====== RECORDS FOR THE EXERCISE ======

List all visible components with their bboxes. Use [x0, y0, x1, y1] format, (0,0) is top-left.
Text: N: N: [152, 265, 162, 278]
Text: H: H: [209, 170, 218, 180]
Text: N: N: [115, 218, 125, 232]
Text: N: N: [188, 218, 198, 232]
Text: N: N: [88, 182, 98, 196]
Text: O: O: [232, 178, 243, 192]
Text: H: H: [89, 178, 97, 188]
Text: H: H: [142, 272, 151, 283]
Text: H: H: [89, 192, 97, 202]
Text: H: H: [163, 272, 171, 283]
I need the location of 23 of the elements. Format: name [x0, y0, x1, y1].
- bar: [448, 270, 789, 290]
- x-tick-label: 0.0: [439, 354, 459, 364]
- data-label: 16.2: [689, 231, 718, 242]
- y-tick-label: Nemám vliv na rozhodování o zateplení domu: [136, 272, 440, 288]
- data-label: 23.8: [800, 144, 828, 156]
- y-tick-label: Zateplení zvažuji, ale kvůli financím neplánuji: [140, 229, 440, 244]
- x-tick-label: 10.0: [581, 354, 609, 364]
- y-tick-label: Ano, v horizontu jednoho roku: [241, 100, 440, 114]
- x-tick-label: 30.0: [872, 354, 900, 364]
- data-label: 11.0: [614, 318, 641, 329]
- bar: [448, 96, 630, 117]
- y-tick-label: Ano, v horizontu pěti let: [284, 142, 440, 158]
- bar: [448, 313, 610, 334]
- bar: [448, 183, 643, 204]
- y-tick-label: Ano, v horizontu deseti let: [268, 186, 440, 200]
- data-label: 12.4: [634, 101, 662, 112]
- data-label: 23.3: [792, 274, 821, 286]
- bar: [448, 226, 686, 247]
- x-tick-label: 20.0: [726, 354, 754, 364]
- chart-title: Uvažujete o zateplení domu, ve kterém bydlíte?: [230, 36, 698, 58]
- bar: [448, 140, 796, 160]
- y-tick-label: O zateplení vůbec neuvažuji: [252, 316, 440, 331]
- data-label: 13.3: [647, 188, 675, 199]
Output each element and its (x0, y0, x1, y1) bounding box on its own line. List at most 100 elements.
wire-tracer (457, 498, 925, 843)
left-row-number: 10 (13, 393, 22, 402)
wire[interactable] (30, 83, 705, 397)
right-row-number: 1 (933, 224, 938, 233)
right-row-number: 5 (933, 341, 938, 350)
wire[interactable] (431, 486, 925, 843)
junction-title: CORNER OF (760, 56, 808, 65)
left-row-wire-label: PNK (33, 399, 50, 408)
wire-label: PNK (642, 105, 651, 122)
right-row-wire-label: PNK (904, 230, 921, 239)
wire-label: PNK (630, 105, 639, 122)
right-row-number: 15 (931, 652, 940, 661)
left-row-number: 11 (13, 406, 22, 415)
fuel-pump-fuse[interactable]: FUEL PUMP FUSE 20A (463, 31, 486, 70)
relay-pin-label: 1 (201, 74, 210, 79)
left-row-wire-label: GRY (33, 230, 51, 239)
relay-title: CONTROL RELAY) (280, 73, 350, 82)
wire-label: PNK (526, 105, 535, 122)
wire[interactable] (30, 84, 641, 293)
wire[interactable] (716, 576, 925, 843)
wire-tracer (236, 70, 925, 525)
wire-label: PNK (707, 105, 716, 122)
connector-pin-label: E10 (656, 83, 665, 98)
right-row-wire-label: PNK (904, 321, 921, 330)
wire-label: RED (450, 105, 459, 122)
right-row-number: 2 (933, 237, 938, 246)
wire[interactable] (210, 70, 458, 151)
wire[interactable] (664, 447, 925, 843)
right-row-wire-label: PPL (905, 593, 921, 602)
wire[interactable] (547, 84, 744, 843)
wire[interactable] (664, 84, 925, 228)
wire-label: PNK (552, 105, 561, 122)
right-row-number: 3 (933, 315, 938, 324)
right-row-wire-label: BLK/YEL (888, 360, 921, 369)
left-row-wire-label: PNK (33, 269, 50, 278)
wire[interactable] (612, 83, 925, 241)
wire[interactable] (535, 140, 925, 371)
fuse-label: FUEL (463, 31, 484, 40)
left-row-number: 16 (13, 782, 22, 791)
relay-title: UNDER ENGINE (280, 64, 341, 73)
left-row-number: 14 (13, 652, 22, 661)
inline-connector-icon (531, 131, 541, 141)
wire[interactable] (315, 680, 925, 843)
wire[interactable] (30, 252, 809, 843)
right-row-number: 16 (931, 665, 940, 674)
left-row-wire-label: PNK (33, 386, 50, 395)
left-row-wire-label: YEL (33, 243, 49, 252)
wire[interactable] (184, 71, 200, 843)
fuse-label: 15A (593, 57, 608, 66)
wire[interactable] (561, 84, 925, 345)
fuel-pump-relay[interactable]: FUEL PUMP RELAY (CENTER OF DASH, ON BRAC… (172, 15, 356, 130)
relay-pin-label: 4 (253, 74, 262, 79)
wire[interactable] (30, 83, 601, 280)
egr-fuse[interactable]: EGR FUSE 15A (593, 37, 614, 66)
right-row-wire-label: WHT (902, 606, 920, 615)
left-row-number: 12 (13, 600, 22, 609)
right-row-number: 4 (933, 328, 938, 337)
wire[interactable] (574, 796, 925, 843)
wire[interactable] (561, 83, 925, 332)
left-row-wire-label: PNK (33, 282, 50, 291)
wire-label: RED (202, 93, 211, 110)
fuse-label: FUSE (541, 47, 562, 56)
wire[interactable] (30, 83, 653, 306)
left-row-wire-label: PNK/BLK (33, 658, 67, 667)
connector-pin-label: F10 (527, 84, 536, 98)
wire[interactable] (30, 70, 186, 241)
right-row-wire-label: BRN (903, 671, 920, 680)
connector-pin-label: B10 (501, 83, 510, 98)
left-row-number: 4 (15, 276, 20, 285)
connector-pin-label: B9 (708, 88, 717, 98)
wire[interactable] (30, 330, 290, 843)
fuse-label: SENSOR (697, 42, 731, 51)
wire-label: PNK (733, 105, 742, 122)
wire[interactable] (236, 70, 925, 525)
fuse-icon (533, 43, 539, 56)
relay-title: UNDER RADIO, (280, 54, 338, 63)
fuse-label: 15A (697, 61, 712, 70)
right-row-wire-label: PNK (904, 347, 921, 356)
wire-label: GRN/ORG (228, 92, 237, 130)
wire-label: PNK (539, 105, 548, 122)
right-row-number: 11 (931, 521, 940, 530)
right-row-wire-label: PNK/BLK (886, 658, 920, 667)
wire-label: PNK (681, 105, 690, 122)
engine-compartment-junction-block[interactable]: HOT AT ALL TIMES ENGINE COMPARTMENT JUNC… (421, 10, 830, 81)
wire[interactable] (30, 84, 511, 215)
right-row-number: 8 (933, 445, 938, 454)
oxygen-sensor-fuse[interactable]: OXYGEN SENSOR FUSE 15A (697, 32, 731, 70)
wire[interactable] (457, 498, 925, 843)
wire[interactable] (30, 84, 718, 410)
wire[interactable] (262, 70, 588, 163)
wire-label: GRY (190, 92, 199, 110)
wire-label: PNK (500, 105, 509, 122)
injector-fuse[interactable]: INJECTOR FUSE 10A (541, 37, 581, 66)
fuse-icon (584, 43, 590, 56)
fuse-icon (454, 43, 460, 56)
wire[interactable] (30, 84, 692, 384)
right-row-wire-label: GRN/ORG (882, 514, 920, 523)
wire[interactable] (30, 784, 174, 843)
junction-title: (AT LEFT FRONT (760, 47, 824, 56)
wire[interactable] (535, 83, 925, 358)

======

**REQUIRED TASK:**
Print every line of the material above verbatim, from start to finish.

**WRITTEN ANSWER:**
List all visible components with their bboxes. Use [x0, y0, x1, y1] format, (0,0) is top-left.
Text: N: N: [152, 265, 162, 278]
Text: H: H: [209, 170, 218, 180]
Text: N: N: [115, 218, 125, 232]
Text: N: N: [188, 218, 198, 232]
Text: N: N: [88, 182, 98, 196]
Text: O: O: [232, 178, 243, 192]
Text: H: H: [89, 178, 97, 188]
Text: H: H: [142, 272, 151, 283]
Text: H: H: [89, 192, 97, 202]
Text: H: H: [163, 272, 171, 283]
I need the location of 23 of the elements. Format: name [x0, y0, x1, y1].
- bar: [448, 270, 789, 290]
- x-tick-label: 0.0: [439, 354, 459, 364]
- data-label: 16.2: [689, 231, 718, 242]
- y-tick-label: Nemám vliv na rozhodování o zateplení domu: [136, 272, 440, 288]
- data-label: 23.8: [800, 144, 828, 156]
- y-tick-label: Zateplení zvažuji, ale kvůli financím neplánuji: [140, 229, 440, 244]
- x-tick-label: 10.0: [581, 354, 609, 364]
- y-tick-label: Ano, v horizontu jednoho roku: [241, 100, 440, 114]
- x-tick-label: 30.0: [872, 354, 900, 364]
- data-label: 11.0: [614, 318, 641, 329]
- bar: [448, 96, 630, 117]
- y-tick-label: Ano, v horizontu pěti let: [284, 142, 440, 158]
- bar: [448, 313, 610, 334]
- bar: [448, 183, 643, 204]
- y-tick-label: Ano, v horizontu deseti let: [268, 186, 440, 200]
- data-label: 12.4: [634, 101, 662, 112]
- data-label: 23.3: [792, 274, 821, 286]
- bar: [448, 226, 686, 247]
- x-tick-label: 20.0: [726, 354, 754, 364]
- chart-title: Uvažujete o zateplení domu, ve kterém bydlíte?: [230, 36, 698, 58]
- bar: [448, 140, 796, 160]
- y-tick-label: O zateplení vůbec neuvažuji: [252, 316, 440, 331]
- data-label: 13.3: [647, 188, 675, 199]
Output each element and its (x0, y0, x1, y1) bounding box on its own line. List at most 100 elements.
wire-tracer (457, 498, 925, 843)
left-row-number: 10 (13, 393, 22, 402)
wire[interactable] (30, 83, 705, 397)
right-row-number: 1 (933, 224, 938, 233)
right-row-number: 5 (933, 341, 938, 350)
wire[interactable] (431, 486, 925, 843)
junction-title: CORNER OF (760, 56, 808, 65)
left-row-wire-label: PNK (33, 399, 50, 408)
wire-label: PNK (642, 105, 651, 122)
right-row-wire-label: PNK (904, 230, 921, 239)
wire-label: PNK (630, 105, 639, 122)
right-row-number: 15 (931, 652, 940, 661)
left-row-number: 11 (13, 406, 22, 415)
fuel-pump-fuse[interactable]: FUEL PUMP FUSE 20A (463, 31, 486, 70)
relay-pin-label: 1 (201, 74, 210, 79)
left-row-wire-label: GRY (33, 230, 51, 239)
relay-title: CONTROL RELAY) (280, 73, 350, 82)
wire-label: PNK (526, 105, 535, 122)
wire[interactable] (30, 84, 641, 293)
wire[interactable] (716, 576, 925, 843)
wire-tracer (236, 70, 925, 525)
wire-label: PNK (707, 105, 716, 122)
connector-pin-label: E10 (656, 83, 665, 98)
right-row-wire-label: PNK (904, 321, 921, 330)
wire-label: RED (450, 105, 459, 122)
right-row-number: 2 (933, 237, 938, 246)
wire[interactable] (210, 70, 458, 151)
wire[interactable] (664, 447, 925, 843)
right-row-wire-label: PPL (905, 593, 921, 602)
wire[interactable] (547, 84, 744, 843)
wire[interactable] (664, 84, 925, 228)
wire-label: PNK (552, 105, 561, 122)
right-row-number: 3 (933, 315, 938, 324)
right-row-wire-label: BLK/YEL (888, 360, 921, 369)
left-row-wire-label: PNK (33, 269, 50, 278)
wire[interactable] (612, 83, 925, 241)
wire[interactable] (535, 140, 925, 371)
fuse-label: FUEL (463, 31, 484, 40)
left-row-number: 16 (13, 782, 22, 791)
relay-title: UNDER ENGINE (280, 64, 341, 73)
left-row-number: 14 (13, 652, 22, 661)
inline-connector-icon (531, 131, 541, 141)
wire[interactable] (315, 680, 925, 843)
wire[interactable] (30, 252, 809, 843)
right-row-number: 16 (931, 665, 940, 674)
left-row-wire-label: PNK (33, 386, 50, 395)
left-row-wire-label: YEL (33, 243, 49, 252)
wire[interactable] (184, 71, 200, 843)
fuse-label: 15A (593, 57, 608, 66)
wire[interactable] (561, 84, 925, 345)
fuel-pump-relay[interactable]: FUEL PUMP RELAY (CENTER OF DASH, ON BRAC… (172, 15, 356, 130)
relay-pin-label: 4 (253, 74, 262, 79)
wire[interactable] (30, 83, 601, 280)
egr-fuse[interactable]: EGR FUSE 15A (593, 37, 614, 66)
right-row-wire-label: WHT (902, 606, 920, 615)
left-row-number: 12 (13, 600, 22, 609)
right-row-number: 4 (933, 328, 938, 337)
wire[interactable] (574, 796, 925, 843)
wire[interactable] (561, 83, 925, 332)
left-row-wire-label: PNK (33, 282, 50, 291)
wire-label: RED (202, 93, 211, 110)
fuse-label: FUSE (541, 47, 562, 56)
wire[interactable] (30, 83, 653, 306)
left-row-wire-label: PNK/BLK (33, 658, 67, 667)
connector-pin-label: F10 (527, 84, 536, 98)
wire[interactable] (30, 70, 186, 241)
right-row-wire-label: BRN (903, 671, 920, 680)
connector-pin-label: B10 (501, 83, 510, 98)
left-row-number: 4 (15, 276, 20, 285)
connector-pin-label: B9 (708, 88, 717, 98)
wire[interactable] (30, 330, 290, 843)
fuse-label: SENSOR (697, 42, 731, 51)
wire-label: PNK (733, 105, 742, 122)
wire[interactable] (236, 70, 925, 525)
fuse-icon (533, 43, 539, 56)
relay-title: UNDER RADIO, (280, 54, 338, 63)
fuse-label: 15A (697, 61, 712, 70)
right-row-wire-label: PNK (904, 347, 921, 356)
wire-label: GRN/ORG (228, 92, 237, 130)
wire-label: PNK (539, 105, 548, 122)
right-row-number: 11 (931, 521, 940, 530)
right-row-wire-label: PNK/BLK (886, 658, 920, 667)
wire-label: PNK (681, 105, 690, 122)
engine-compartment-junction-block[interactable]: HOT AT ALL TIMES ENGINE COMPARTMENT JUNC… (421, 10, 830, 81)
wire[interactable] (30, 84, 511, 215)
right-row-number: 8 (933, 445, 938, 454)
oxygen-sensor-fuse[interactable]: OXYGEN SENSOR FUSE 15A (697, 32, 731, 70)
wire[interactable] (457, 498, 925, 843)
wire[interactable] (30, 84, 718, 410)
wire[interactable] (262, 70, 588, 163)
wire-label: GRY (190, 92, 199, 110)
wire-label: PNK (500, 105, 509, 122)
injector-fuse[interactable]: INJECTOR FUSE 10A (541, 37, 581, 66)
fuse-icon (584, 43, 590, 56)
fuse-icon (454, 43, 460, 56)
wire[interactable] (30, 84, 692, 384)
right-row-wire-label: GRN/ORG (882, 514, 920, 523)
wire[interactable] (30, 784, 174, 843)
junction-title: (AT LEFT FRONT (760, 47, 824, 56)
wire[interactable] (535, 83, 925, 358)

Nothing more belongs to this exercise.